■ 本文抜粋 ■

★ ★ ★ ★ ★ ★ ★

従来は、充放電の開始時において両タンクの電解液量を同量にして充放電を行い、作業効率上、一定時間の充放電毎に液量調整を行うことが多かった。この液量調整の頻度は、せいぜい1日1回程度であり、どれだけの液量変化でどの程度の量を移動させれば電池効率をより向上させられるかについて、明確な指針がなかった。また、従来の技術として、一方の送液圧力を大きくし、他方の送液圧力を小さくすることで、両タンクの液量を常に同量に保つ技術がある。即ち、この技術は、一方のセルに流される電解液流量を他方のセルに流される電解液流量よりも小さくして流量差をつけるものである。しかし、セルの耐圧制限のため、特にセルの面積が大きい場合、流量を小さくせざるを得ないことがある。すると、流量を小さくすることでエネルギー密度が小さくなり、結果として電池性能が低下することがある。そこで、本発明者らが検討した結果、液量変化が一定の範囲を超える前に、液が増加したタンクから液が減少したタンクに、増加した液だけ戻して両タンクの液量を同量にすれば、より優れた電池効率が得られると共に、ガスの発生量が比較的少ないことを見出した。特に、この場合、流量を調整して各タンクの液量を常に同量に維持して運転する場合よりもむしろ電池効率、エネルギー密度がよいことも見出した。
【0015】
また、充放電サイクルの繰り返しに伴う各タンクの液量の増減は、隔膜の種類及び正負極への送液圧力差で決まる。しかし、特開平2001-167787号公報のように隔膜の種類だけで液量が増減すると認識している場合、液量の増減を明確に把握できない。
【0016】
上記事項及び知見に基づき、本発明は、各タンクの電解液量を同量とした設定条件において、電解液の液量変化の割合が規定の範囲に達してそれを超える前に各タンクの電解液量を同量に戻す。
【0017】
次に、本発明において、ガス発生をより少なくする理由を説明する。バナジウムレドックスフロー電池は、充放電の副反応としてガスが発生する。例えば、正極活物質を充電しすぎると、副反応として水の分解反応により酸素が発生し、電極の酸化劣化を招き、ひいては電圧効率が低下する。
【0018】
また、本発明者らは、負極から水素、正極から二酸化炭素などのガスが発生するとの知見も得た。水素であれば最悪の場合、発火、爆発の可能性もある。二酸化炭素であれば電極が分解しており、電池効率低下としてあらわれる前に劣化が進行していることになる。
【0019】
更に、このようにガスが発生して長期的に蓄積すると、タンク耐圧に問題が生じる。そのため、ガスの発生をより少なくすることが好ましい。
【0020】
本発明において電解液量を調整する方法は、公知の技術を適用すればよい。例えば、両タンクを連通管で連結し、連通管の両端を各タンクに貯蔵する電解液の液面より上の位置で連結したり(実開平4-124754号公報参照)、連通管の両端を電解液の液面より下の位置で連結したり(特開平11-204124号公報参照)、少なくとも一方の送液圧力を調整することにより隔膜を通して電解液を逆向きに移動させたりする(特開平2-195657号公報参照)とよい。また、本発明において電解液を同量に戻すには、例えば、両タンクを連通管で連結しておき、一方のタンクから他方のタンクに電解液が移動できるよう構成することが好ましい。

★ ★ ★ ★ ★ ★ ★

■ 必要な作業 ■
A. レドックスフロー電池の本文抜粋から、「従来は、充放電の開始時におい」から「の増減を明確に把握できない。」までを一字一句違えずに書き写してください。
B. レドックスフロー電池の本文抜粋では、充放電サイクルの繰り返しに伴う各タンクの液量の増減は何で決まるとされているか。
C. レドックスフロー電池の本文抜粋の最後の文に続けて、その先の文章を書き進めること。

■ データ行 ■
★ ★ ★ ★ ★ ★ ★

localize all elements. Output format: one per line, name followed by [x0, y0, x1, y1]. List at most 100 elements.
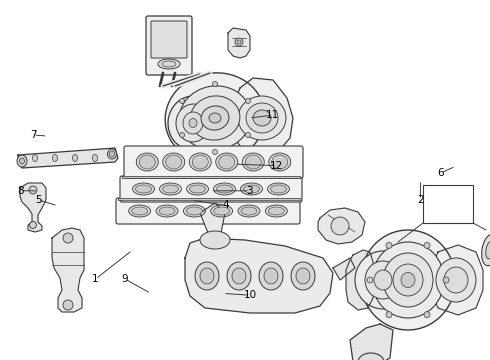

★ ★ ★ ★ ★ ★ ★

■ 設問別の回答 ■
A.
従来は、充放電の開始時において両タンクの電解液量を同量にして充放電を行い、作業効率上、一定時間の充放電毎に液量調整を行うことが多かった。この液量調整の頻度は、せいぜい1日1回程度であり、どれだけの液量変化でどの程度の量を移動させれば電池効率をより向上させられるかについて、明確な指針がなかった。また、従来の技術として、一方の送液圧力を大きくし、他方の送液圧力を小さくすることで、両タンクの液量を常に同量に保つ技術がある。即ち、この技術は、一方のセルに流される電解液流量を他方のセルに流される電解液流量よりも小さくして流量差をつけるものである。しかし、セルの耐圧制限のため、特にセルの面積が大きい場合、流量を小さくせざるを得ないことがある。すると、流量を小さくすることでエネルギー密度が小さくなり、結果として電池性能が低下することがある。そこで、本発明者らが検討した結果、液量変化が一定の範囲を超える前に、液が増加したタンクから液が減少したタンクに、増加した液だけ戻して両タンクの液量を同量にすれば、より優れた電池効率が得られると共に、ガスの発生量が比較的少ないことを見出した。特に、この場合、流量を調整して各タンクの液量を常に同量に維持して運転する場合よりもむしろ電池効率、エネルギー密度がよいことも見出した。
【0015】
また、充放電サイクルの繰り返しに伴う各タンクの液量の増減は、隔膜の種類及び正負極への送液圧力差で決まる。しかし、特開平2001-167787号公報のように隔膜の種類だけで液量が増減すると認識している場合、液量の増減を明確に把握できない。

B. 隔膜の種類及び正負極への送液圧力差で決まる。

C.
【0021】
【発明の実施の形態】
以下、本発明の実施の形態を説明する。
充放電の開始時において、正極電解液量と負極電解液量とを同量としたレドックスフロー電池の充放電を行い、電池効率、液エネルギー密度、ガス発生量を測定した。
【0022】
本試験に用いたレドックスフロー電池の概要を図1に示す。この電池は、イオンが通過できる隔膜4で正極セル1Aと負極セル1Bとに分離されたセル1を具える。正極セル1Aと負極セル1Bの各々には正極電極5と負極電極6とを内蔵している。正極セル1Aには、正極電解液を供給及び排出する正極電解液貯蔵用タンク2が導管7、8を介して接続されている。同様に負極セル1Bには、負極電解液を供給及び排出する負極電解液貯蔵用タンク3が導管10、11を介して接続されている。各電解液は、バナジウムイオンなどの価数が変化するイオンの水溶液を用い、ポンプ9、12で循環させ、正極電極5及び負極電極6におけるイオンの価数変化反応に伴って充放電を行う。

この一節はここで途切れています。